# Given task
List every line in this data where the string "University" occurs.
==================================================
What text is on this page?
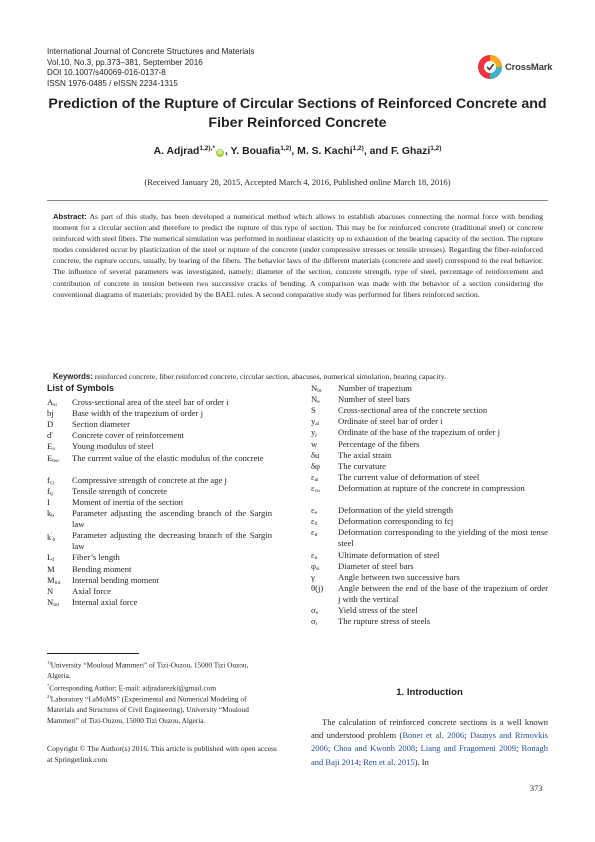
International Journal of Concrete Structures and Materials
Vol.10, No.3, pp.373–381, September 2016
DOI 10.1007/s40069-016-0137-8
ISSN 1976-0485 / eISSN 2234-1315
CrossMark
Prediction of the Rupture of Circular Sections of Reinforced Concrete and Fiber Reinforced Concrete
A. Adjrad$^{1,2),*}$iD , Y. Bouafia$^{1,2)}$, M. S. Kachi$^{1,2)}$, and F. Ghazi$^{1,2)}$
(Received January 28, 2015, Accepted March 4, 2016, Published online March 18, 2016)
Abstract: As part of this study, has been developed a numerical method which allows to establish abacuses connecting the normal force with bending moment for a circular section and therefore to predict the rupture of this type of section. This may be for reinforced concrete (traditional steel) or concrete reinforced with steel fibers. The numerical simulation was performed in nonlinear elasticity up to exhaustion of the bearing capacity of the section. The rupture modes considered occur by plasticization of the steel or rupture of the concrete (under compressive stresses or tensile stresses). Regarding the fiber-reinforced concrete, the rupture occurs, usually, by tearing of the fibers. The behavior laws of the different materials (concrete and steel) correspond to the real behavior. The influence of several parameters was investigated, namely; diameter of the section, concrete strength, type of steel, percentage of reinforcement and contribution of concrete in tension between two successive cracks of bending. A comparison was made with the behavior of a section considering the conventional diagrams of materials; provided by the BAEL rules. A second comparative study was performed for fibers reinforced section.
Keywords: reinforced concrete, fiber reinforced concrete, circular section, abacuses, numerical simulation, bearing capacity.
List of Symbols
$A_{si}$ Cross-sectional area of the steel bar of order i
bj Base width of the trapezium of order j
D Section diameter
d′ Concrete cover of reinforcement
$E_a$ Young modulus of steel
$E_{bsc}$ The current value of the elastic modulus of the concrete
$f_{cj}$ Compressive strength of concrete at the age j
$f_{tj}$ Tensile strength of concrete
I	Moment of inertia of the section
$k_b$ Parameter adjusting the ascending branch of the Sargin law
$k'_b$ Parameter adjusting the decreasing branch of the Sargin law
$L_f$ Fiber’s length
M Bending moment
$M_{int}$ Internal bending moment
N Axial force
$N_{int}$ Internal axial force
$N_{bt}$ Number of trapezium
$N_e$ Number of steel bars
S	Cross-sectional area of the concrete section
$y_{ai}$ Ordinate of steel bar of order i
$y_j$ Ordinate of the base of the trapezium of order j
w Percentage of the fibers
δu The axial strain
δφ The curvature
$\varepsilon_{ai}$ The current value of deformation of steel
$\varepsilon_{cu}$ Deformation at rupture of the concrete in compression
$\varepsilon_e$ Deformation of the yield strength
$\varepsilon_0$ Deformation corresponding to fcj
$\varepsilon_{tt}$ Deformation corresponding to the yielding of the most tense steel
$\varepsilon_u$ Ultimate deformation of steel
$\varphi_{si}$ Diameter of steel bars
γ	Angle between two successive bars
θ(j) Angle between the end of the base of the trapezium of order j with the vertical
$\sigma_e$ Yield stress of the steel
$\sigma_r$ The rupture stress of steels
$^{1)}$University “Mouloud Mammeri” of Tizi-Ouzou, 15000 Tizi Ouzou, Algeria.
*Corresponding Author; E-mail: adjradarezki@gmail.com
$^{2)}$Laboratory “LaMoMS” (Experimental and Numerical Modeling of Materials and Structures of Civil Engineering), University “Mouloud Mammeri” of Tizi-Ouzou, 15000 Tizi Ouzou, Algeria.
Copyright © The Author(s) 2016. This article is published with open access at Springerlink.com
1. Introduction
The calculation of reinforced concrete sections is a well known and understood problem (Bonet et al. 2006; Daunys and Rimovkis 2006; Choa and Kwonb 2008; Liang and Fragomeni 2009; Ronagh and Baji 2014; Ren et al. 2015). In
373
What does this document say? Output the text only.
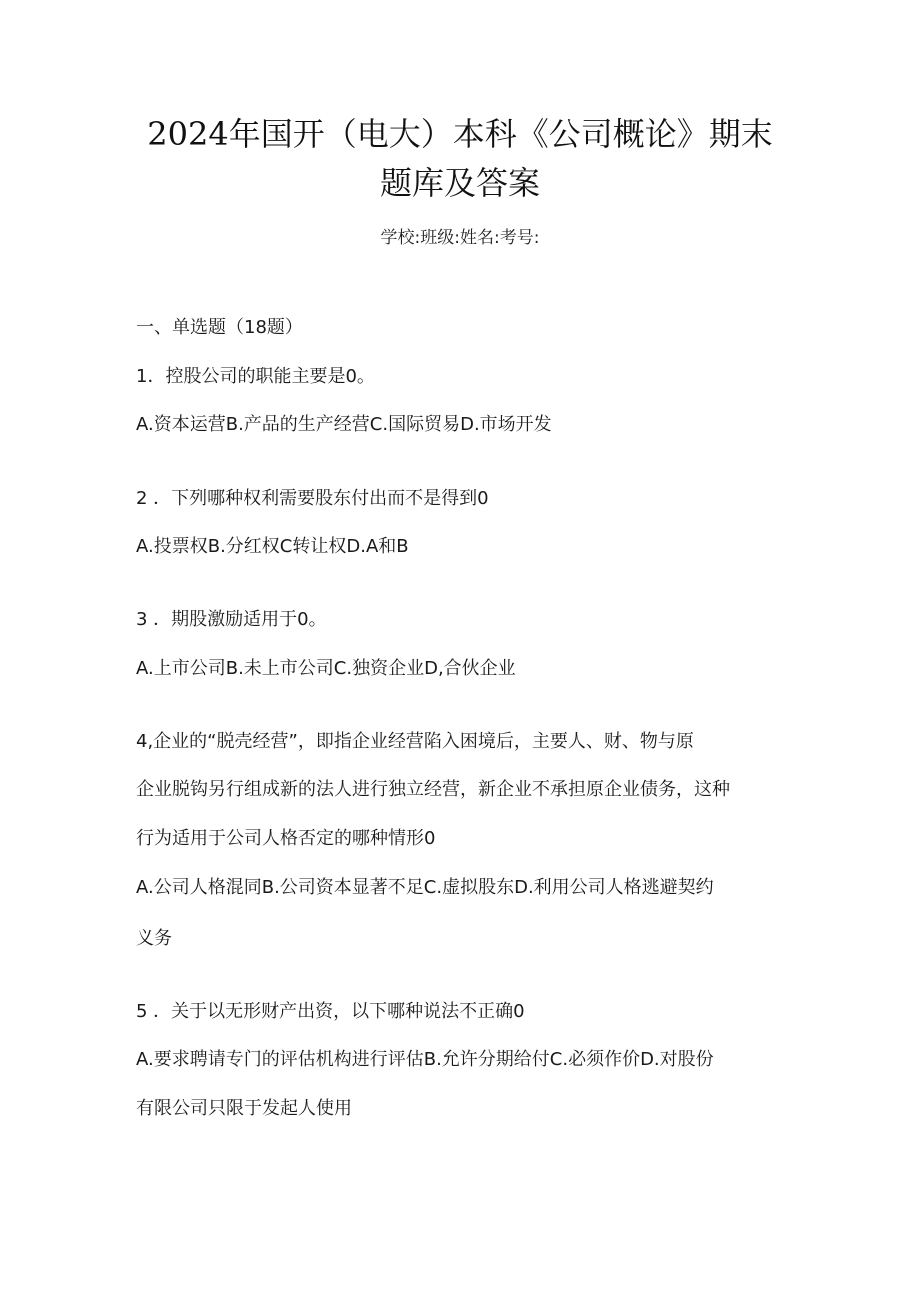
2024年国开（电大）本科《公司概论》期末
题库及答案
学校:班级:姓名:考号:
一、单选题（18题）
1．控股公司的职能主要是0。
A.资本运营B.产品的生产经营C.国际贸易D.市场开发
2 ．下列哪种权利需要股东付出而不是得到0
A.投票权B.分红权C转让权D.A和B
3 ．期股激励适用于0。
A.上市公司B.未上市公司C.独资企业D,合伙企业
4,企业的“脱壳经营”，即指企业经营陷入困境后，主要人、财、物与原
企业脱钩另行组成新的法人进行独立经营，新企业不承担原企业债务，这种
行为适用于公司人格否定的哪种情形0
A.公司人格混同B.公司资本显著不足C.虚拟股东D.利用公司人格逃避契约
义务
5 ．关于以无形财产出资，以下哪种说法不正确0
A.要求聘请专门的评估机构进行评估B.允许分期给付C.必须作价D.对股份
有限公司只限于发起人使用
==================================================
# Response
$^{1)}$University “Mouloud Mammeri” of Tizi-Ouzou, 15000 Tizi Ouzou, Algeria.
$^{2)}$Laboratory “LaMoMS” (Experimental and Numerical Modeling of Materials and Structures of Civil Engineering), University “Mouloud Mammeri” of Tizi-Ouzou, 15000 Tizi Ouzou, Algeria.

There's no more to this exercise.